By a News Reporter-Staff News Editor at Life Science Weekly -- From Washington, D.C., NewsRx journalists report that a patent application by the inventors JONES, DANIEL M. (CHANTILLY, VA); WANG, YONGBAO (CHANTILLY, VA); BILLOUIN-FRAZIER, SHERE (CHANTILLY, VA); WINDHAM, JUSTIN (CHANTILLY, VA), filed on December 26, 2013, was made available online on August 14, 2014 (see also Quest Diagnostics Investments Incorporated).

The patent's assignee is Quest Diagnostics Investments Incorporated.

News editors obtained the following quote from the background information supplied by the inventors: "The following description is provided to assist the understanding of the reader. None of the information provided or references cited is admitted to be prior art to the present invention.

☆ ☆ ☆ ☆ ☆

# Required work
a: According to the patent news text, why is the background description supplied by the inventors provided?
b: Carry on the patent news text, starting right after its last sentence.
The entries aren't needed for anything here.

☆ ☆ ☆ ☆ ☆

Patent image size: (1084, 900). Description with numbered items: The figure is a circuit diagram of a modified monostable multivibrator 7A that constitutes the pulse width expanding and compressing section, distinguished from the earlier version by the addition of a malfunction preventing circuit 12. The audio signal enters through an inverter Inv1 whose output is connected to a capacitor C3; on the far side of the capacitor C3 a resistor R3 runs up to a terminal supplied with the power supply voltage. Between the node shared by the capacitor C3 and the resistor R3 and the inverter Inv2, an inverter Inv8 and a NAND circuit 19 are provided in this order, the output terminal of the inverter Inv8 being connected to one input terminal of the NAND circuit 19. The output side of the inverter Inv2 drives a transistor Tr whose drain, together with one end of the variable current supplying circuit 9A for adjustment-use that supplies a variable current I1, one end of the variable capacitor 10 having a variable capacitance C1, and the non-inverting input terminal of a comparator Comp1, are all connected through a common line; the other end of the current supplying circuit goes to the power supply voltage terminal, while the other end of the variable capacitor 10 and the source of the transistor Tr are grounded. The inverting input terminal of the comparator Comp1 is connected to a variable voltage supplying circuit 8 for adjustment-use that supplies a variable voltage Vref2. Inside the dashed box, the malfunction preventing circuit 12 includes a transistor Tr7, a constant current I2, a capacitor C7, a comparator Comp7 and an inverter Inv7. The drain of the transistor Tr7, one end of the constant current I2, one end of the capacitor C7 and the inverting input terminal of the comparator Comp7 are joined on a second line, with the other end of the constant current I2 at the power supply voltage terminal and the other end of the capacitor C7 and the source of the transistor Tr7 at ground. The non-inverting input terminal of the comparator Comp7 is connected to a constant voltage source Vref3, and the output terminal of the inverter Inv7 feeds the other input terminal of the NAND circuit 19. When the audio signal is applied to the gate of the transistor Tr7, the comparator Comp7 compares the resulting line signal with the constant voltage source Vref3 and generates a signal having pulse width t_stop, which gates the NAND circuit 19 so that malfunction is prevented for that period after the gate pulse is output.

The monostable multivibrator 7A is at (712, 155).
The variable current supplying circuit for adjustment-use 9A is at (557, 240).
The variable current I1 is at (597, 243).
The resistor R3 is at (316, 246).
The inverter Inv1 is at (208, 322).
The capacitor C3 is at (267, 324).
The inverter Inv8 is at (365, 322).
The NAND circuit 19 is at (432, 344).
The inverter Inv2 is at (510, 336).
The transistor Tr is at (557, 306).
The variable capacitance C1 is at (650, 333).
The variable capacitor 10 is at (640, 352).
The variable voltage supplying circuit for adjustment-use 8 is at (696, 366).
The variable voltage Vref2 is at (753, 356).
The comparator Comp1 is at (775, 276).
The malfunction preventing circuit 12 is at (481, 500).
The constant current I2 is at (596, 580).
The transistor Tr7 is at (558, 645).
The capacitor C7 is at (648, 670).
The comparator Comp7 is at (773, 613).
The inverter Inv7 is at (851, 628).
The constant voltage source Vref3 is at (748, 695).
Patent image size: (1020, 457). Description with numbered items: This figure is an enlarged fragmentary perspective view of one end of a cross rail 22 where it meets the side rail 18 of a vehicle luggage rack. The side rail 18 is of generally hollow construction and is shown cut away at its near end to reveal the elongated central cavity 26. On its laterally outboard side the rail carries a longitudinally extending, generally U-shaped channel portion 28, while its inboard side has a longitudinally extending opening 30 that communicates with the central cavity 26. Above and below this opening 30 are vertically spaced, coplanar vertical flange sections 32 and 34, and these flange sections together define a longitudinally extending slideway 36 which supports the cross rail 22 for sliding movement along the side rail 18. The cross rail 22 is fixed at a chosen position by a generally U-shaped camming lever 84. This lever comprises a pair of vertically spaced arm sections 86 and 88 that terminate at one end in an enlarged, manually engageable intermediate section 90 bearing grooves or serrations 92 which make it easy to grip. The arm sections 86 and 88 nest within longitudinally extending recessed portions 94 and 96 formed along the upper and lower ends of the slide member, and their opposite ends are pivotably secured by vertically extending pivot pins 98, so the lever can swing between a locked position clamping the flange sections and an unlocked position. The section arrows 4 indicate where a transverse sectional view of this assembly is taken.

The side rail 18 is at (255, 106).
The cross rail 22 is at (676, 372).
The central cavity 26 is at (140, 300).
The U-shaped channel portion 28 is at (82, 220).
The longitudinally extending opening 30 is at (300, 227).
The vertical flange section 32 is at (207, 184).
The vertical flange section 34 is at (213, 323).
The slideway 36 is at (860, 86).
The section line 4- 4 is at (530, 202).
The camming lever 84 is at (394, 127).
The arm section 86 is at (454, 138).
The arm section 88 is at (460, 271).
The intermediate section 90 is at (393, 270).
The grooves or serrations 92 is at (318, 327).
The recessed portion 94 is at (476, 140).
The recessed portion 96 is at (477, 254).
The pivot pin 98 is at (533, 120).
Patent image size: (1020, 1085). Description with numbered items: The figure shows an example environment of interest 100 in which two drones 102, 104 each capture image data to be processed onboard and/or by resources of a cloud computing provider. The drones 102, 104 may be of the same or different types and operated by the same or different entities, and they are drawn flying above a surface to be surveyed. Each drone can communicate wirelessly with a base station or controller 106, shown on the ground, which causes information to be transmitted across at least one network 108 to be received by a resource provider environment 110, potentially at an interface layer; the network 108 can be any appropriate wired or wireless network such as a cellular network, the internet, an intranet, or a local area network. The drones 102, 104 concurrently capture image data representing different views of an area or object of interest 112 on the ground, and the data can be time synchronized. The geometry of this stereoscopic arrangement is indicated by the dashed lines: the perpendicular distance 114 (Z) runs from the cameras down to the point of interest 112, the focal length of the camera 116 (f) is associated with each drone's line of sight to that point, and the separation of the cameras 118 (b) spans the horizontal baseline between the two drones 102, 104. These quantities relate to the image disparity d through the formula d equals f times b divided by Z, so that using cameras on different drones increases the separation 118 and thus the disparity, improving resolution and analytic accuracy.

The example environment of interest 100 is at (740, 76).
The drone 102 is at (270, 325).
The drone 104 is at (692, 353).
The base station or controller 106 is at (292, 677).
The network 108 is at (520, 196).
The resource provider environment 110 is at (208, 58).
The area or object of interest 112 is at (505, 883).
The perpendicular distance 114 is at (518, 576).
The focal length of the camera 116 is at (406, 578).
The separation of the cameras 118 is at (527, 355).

☆ ☆ ☆ ☆ ☆

# Expected outputs
a: It is provided to assist the reader's understanding.

b:
"Melanoma and Basal Cell Carcinoma

"Skin cancer is the most common of all cancers, afflicting more than one million Americans each year, a number that is rising rapidly. It is also the easiest to cure, if diagnosed and treated early. If allowed to progress to the point where it spreads to other sites, the prognosis is very poor. More than 8,000 melanoma deaths now occur per year.

"Melanoma is a malignant tumor of melanocytes. Melanocytes predominantly occur in skin, between the outer layer of the skin (the epidermis) and the next layer (the dermis), but are also found in other parts of the body, including the bowel and the eye (see uveal melanoma). Melanoma can occur in any part of the body that contains melanocytes or as a metastatic tumor of unknown primary lesion. Melanoma is less common than other skin cancers but is much more dangerous and causes the majority (75%) of deaths related to skin cancer.

"Melanoma arises from DNA damage to melanocytes. The early stage of the disease commonly begins with a radial growth phase when the tumor is confined to the epidermis followed by a dermal 'vertical growth phase' (VGP). Some melanomas attain further invasive potential, growing into the surrounding tissue and may spread around the body through blood or lymph vessels to form metastases.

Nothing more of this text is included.